# PROBLEM TO SOLVE:
Below are some records. Pull every line that contains the word "formula".

# LISTED ENTRIES:
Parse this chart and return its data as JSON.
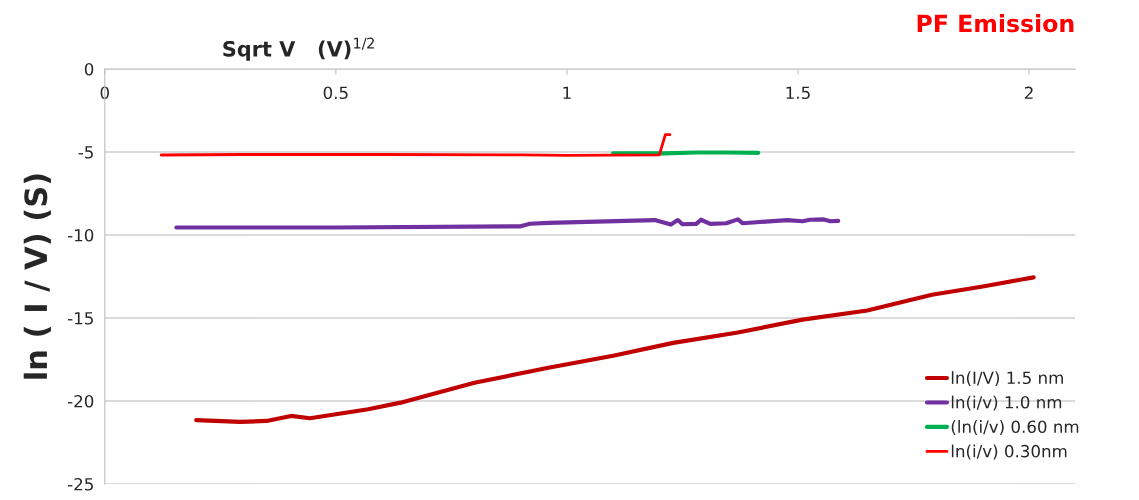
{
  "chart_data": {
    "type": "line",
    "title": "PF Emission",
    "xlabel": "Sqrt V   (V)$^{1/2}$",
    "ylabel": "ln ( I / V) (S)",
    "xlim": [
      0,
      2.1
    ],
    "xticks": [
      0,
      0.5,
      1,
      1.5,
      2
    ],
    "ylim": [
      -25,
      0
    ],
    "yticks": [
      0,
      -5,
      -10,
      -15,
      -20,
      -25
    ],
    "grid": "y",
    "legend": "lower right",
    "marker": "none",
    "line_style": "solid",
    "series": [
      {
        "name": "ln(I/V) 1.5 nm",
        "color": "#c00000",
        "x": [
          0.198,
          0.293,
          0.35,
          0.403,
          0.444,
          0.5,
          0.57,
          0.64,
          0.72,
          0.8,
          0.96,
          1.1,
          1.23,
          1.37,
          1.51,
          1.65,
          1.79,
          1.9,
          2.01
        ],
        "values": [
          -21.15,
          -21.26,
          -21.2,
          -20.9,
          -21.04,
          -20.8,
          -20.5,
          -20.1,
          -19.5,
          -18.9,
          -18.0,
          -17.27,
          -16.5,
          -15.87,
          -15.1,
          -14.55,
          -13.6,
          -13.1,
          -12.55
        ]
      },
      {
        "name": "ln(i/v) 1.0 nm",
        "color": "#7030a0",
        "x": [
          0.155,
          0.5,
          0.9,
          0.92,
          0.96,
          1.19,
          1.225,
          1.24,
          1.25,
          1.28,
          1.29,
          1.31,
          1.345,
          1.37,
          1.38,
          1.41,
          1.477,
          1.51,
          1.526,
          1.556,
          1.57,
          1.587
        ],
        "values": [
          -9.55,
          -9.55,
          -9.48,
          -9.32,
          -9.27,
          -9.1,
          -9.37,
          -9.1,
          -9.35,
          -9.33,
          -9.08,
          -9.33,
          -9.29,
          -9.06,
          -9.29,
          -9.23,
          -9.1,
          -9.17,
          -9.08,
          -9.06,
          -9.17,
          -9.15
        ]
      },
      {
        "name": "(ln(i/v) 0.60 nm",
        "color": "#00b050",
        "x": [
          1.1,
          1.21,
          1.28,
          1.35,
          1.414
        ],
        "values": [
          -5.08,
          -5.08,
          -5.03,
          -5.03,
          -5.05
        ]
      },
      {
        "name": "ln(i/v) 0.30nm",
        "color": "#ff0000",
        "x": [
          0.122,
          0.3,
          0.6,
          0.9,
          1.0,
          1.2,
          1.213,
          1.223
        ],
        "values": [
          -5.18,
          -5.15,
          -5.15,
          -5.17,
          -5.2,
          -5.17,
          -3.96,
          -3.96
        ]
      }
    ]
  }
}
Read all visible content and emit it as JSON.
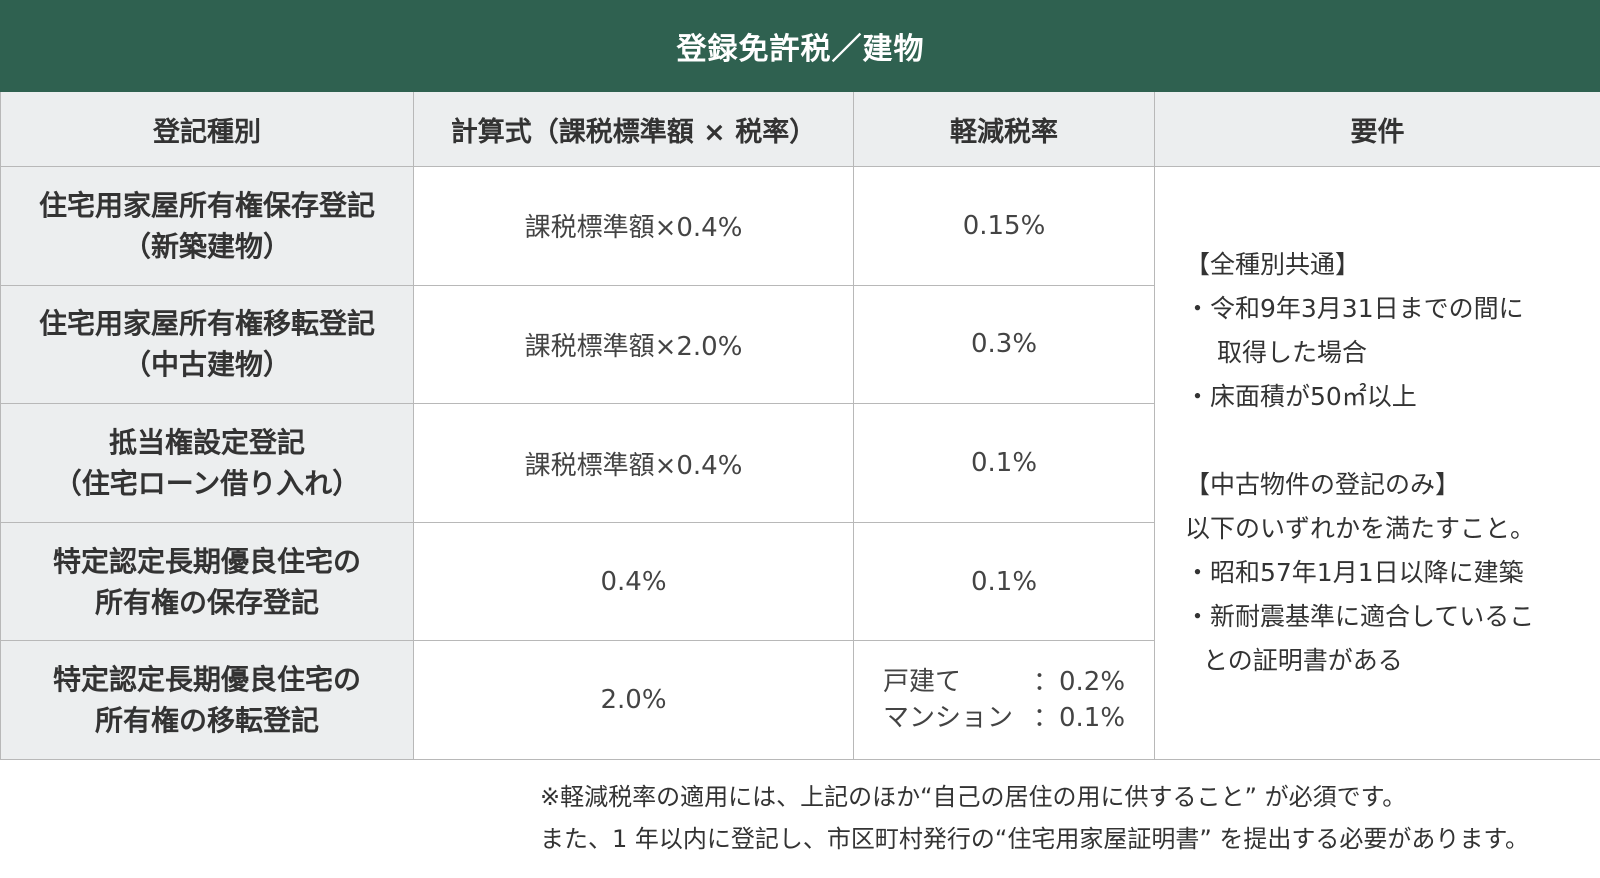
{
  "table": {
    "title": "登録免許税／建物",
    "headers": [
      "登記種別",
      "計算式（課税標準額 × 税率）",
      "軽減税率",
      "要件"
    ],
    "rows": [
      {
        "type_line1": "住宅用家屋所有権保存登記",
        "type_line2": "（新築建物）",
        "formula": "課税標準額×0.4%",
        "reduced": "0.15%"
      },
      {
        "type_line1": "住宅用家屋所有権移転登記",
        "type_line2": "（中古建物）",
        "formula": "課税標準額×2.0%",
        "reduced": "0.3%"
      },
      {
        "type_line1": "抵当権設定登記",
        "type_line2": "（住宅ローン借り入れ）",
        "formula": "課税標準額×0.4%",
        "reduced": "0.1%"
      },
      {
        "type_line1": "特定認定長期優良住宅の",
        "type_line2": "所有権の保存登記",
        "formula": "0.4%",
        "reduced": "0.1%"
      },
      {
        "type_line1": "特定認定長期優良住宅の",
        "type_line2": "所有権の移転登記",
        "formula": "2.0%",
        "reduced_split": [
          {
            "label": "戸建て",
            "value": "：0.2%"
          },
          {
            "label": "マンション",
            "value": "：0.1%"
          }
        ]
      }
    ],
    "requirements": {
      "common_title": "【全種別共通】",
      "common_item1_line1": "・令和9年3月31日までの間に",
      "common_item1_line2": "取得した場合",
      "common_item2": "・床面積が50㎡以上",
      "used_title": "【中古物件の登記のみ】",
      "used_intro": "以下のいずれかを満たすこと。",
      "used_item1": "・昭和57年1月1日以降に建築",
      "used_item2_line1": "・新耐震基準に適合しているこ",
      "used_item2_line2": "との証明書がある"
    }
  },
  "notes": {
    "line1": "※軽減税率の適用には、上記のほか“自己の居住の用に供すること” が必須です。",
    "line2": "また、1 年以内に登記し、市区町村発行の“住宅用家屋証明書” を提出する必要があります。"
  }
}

# RESPONSE BELOW:
        "formula": "課税標準額×0.4%",
        "formula": "課税標準額×2.0%",
        "formula": "課税標準額×0.4%",
        "formula": "0.4%",
        "formula": "2.0%",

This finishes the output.